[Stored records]
::::

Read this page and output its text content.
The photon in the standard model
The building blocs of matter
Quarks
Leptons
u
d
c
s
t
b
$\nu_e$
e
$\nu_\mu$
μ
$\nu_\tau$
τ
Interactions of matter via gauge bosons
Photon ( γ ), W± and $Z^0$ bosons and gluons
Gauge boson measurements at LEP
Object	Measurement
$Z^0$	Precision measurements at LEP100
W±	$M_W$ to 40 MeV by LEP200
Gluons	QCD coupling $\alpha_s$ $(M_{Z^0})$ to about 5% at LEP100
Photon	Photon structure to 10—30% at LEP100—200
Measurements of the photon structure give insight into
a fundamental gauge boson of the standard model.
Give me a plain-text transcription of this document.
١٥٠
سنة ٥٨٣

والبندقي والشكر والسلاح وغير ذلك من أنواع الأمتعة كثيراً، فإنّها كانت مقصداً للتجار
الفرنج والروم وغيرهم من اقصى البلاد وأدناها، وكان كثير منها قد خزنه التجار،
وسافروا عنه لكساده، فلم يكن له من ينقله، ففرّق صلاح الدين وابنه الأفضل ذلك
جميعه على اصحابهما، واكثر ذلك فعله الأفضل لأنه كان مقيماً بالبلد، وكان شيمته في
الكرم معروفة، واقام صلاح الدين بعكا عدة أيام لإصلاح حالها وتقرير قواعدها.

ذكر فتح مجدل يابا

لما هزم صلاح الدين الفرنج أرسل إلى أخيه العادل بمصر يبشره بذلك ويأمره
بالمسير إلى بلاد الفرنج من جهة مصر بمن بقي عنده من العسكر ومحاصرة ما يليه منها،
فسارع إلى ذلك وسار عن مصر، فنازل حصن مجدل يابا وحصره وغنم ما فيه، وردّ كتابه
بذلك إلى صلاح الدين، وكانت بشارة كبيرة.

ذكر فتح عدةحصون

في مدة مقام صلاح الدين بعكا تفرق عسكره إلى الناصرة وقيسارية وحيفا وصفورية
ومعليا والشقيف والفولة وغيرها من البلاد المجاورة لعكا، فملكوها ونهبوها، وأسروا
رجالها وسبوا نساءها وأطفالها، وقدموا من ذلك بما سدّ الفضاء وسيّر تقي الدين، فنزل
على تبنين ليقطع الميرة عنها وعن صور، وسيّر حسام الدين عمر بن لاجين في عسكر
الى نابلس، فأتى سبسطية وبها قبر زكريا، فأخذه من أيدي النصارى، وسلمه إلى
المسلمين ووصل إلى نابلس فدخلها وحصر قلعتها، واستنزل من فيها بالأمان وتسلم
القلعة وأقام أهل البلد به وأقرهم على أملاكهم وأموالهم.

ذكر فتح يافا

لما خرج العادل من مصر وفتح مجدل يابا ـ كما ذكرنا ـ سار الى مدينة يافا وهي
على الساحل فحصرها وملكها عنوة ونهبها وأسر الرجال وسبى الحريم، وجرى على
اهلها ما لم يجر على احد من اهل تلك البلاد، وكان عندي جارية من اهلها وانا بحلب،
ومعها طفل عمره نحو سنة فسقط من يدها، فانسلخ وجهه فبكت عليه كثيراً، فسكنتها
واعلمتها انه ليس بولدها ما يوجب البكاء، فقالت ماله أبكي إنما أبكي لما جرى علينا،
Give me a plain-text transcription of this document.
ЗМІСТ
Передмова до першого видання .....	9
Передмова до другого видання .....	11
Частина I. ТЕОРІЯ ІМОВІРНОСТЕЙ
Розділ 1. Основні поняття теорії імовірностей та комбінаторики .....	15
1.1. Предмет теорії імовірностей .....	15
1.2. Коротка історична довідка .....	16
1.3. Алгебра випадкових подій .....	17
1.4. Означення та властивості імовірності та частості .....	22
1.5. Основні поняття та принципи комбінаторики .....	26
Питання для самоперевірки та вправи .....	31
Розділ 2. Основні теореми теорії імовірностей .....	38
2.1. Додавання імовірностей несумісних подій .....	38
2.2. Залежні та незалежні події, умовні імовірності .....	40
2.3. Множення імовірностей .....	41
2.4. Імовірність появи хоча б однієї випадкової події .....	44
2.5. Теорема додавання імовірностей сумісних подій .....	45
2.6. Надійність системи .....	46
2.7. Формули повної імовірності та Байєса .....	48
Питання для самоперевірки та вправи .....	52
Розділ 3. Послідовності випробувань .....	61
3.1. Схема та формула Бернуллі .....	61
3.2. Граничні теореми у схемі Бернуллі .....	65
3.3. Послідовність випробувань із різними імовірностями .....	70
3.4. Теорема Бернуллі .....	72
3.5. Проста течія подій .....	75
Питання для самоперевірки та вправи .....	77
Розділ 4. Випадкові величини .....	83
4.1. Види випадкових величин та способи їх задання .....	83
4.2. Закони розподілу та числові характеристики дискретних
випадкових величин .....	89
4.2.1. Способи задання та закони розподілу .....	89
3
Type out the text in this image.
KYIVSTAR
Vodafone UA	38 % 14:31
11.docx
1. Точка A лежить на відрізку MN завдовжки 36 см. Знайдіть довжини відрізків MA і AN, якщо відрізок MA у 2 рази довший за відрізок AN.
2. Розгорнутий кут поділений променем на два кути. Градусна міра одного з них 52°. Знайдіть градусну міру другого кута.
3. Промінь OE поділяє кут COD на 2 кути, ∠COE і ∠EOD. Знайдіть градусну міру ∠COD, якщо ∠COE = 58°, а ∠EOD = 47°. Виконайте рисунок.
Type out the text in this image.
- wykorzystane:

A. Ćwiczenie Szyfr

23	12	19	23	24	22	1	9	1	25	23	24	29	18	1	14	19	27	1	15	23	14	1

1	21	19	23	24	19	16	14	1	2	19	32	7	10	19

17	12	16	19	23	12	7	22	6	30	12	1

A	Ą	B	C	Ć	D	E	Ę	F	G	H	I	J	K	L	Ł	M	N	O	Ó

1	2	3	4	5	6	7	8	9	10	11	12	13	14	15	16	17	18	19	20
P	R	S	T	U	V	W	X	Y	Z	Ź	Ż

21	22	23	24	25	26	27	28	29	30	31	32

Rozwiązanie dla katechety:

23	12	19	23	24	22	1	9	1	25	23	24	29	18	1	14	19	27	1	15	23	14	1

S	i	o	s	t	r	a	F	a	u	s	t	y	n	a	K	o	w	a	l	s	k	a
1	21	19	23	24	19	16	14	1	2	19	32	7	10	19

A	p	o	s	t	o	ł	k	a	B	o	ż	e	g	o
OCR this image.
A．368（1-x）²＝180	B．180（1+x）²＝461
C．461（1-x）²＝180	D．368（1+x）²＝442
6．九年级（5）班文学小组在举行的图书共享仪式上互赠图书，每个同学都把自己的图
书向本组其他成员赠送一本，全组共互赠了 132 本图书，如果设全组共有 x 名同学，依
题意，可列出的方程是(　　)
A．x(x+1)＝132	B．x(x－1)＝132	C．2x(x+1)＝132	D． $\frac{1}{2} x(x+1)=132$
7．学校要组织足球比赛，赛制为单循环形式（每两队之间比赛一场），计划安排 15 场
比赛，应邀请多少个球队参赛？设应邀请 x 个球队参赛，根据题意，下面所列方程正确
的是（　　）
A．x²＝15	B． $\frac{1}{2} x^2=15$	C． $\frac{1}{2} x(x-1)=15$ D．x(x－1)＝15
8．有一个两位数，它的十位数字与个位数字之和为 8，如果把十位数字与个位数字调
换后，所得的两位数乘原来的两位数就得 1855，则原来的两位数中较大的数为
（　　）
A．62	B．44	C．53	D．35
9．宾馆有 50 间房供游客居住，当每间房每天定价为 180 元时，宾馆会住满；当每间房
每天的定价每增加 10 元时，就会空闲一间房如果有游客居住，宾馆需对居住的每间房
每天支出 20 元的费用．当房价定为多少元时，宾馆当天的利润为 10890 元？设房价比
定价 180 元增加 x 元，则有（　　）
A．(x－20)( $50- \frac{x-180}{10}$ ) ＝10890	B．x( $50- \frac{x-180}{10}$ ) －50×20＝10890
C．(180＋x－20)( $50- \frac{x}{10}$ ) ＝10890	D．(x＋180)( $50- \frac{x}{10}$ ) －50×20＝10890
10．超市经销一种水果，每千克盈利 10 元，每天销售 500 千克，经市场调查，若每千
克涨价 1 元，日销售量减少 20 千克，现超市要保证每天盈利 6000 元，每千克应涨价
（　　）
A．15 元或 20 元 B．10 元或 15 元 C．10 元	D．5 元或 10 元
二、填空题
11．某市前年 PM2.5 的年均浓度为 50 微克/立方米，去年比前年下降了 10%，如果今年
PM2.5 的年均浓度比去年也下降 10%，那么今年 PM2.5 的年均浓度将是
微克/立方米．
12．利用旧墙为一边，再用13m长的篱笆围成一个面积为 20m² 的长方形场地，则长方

::::

What to produce: Find how many lines of the listing include the string "البلاد" and give that number, nothing else.

Answer to this exercise: 3